• **Text**:
»»
Leserbrief an die Redaktion

Seit Jahrzehnten getrennt

von Redaktion

Zum Bericht „Geteiltes Dorf befürchtet“ im Lokalteil:

Gemeinderat Günther Rutz sollte sich die Landkarte ansehen, dann müsste ihm auffallen, dass beide Ortsteile – Feldkirchen und Westerham – schon Jahrzehnte einer Trennung unterworfen sind. Westerham durch die Bahntrasse. Feldkirchen durch die Staatsstraße 2078. Die Umgehungs-Trasse ist doch keine „Mauer“, sondern eine Straße mit Durchfahrtmöglichkeiten. Die Bedenken bezüglich sozialer Spannungen, das ist doch ein alter Zopf aus der Urzeit.

Der Sprecher der Freien Wähler Gesamtgemeinde spricht von hohem Flächenbedarf. Er möge bitte bedenken, dass diese Fläche schon seit Jahrzehnten für das unumgängliche Projekt reserviert wurde. Ferner sollte sein Gedankenspiel auch einmal die geschädigten Bürger in unmittelbarer Nähe der „2078“ mit einbeziehen. Leider spricht niemand von der indirekten Flächenverschwendung durch den Maisanbau! Hier wird massiver Schaden der Natur (Vogelwelt, Bienen, Insekten) zugefügt.

Die angeführte vorgerückte Dringlichkeitsstufe ist vermutlich nicht richtig. Es hat immer noch der siebte Ausbauplan vom 11. Oktober 2011 für Staatsstraßen laut Staatsministerium des Inneren seine Gültigkeit. Die Ortsumfahrung Feldkirchen wurde schon 2011 mit Dringlichkeit 1 eingestuft.

Zwei Gemeinderäte haben sich laut dem Bericht zu Wort gemeldet. Wo sind denn die Stimmen der anderen? Es ist sehr erstaunlich, dass zu diesem hochbrisanten Projekt nicht mal ein „Hauruck“ durch die Räte geht, nach dem Motto, jetzt greifen wir endlich an.
««
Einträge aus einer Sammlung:
»»
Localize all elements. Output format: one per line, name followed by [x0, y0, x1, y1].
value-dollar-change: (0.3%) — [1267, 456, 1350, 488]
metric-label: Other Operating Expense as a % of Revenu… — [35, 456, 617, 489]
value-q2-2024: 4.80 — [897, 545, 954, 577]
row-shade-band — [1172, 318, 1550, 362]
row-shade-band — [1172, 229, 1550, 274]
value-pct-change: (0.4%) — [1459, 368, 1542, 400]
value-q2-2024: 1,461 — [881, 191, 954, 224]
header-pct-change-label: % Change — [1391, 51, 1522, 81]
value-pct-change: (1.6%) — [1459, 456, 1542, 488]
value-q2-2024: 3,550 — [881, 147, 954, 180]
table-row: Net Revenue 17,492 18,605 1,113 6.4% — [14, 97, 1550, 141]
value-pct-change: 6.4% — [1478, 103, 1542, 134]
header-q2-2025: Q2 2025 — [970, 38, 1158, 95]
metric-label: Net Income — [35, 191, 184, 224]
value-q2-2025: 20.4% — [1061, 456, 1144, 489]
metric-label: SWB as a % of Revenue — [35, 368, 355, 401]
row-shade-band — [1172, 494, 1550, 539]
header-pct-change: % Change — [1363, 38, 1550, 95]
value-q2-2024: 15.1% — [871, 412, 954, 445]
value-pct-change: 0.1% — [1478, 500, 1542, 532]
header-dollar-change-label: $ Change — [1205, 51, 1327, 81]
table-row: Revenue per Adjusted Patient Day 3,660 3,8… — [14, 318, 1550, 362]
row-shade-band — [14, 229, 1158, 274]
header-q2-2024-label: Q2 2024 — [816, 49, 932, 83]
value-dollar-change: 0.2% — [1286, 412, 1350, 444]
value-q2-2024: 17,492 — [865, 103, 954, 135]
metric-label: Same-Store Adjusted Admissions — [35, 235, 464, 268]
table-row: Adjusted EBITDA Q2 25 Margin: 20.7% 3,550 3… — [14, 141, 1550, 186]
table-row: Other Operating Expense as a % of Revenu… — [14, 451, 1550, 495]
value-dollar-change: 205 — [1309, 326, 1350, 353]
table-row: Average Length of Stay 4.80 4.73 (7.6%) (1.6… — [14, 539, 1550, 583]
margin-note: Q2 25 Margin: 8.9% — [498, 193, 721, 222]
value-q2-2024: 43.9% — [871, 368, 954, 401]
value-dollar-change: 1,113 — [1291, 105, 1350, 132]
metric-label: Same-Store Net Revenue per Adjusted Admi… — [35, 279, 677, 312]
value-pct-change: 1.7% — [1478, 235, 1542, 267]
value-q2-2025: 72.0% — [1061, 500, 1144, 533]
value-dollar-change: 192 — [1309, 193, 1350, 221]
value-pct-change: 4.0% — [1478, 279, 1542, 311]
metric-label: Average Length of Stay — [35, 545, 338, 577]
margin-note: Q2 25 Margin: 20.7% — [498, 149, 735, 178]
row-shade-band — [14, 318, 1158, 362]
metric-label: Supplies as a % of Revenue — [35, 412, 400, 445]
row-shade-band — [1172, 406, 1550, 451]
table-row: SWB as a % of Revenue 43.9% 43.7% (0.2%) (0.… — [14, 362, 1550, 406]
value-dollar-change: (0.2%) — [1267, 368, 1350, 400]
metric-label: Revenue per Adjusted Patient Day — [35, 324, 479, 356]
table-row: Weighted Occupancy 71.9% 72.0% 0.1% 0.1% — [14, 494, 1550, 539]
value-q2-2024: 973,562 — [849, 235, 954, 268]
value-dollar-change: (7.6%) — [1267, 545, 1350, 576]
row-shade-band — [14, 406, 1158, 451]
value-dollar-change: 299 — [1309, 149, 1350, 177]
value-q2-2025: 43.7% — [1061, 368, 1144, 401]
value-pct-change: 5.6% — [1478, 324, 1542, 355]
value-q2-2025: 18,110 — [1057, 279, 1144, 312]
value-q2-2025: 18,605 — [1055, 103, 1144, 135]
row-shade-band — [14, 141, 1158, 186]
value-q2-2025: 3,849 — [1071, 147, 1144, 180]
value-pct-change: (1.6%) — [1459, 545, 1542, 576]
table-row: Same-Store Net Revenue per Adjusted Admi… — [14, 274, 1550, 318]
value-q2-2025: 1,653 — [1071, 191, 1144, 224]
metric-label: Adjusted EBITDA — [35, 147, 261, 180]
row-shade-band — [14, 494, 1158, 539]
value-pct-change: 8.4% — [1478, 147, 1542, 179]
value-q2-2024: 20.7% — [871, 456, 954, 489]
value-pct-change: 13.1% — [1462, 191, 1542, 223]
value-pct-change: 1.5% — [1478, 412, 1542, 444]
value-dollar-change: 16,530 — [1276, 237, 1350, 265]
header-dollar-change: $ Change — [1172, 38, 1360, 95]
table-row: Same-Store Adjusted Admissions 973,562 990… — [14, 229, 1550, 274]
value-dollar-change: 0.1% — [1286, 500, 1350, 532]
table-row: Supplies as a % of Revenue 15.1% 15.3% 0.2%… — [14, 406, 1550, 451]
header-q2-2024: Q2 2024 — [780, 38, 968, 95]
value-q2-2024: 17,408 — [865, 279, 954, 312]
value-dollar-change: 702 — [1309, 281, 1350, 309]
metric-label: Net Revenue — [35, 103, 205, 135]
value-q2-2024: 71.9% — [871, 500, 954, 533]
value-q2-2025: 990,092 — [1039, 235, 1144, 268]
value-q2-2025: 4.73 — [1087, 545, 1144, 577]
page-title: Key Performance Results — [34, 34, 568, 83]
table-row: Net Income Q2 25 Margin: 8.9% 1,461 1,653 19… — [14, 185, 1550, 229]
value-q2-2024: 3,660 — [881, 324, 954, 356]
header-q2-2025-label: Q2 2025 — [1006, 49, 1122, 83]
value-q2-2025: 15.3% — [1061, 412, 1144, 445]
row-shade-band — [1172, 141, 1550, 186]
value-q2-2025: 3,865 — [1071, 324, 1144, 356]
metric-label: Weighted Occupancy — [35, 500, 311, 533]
««
• **Aufgabe**: Zählen Sie alle Teile der Natur auf, die der Leserbrief in Klammern als durch den Maisanbau geschädigt nennt. Die Einträge stammen aus einer anderen Quelle als der Leserbrief.

• **Lösung**: Vogelwelt, Bienen, Insekten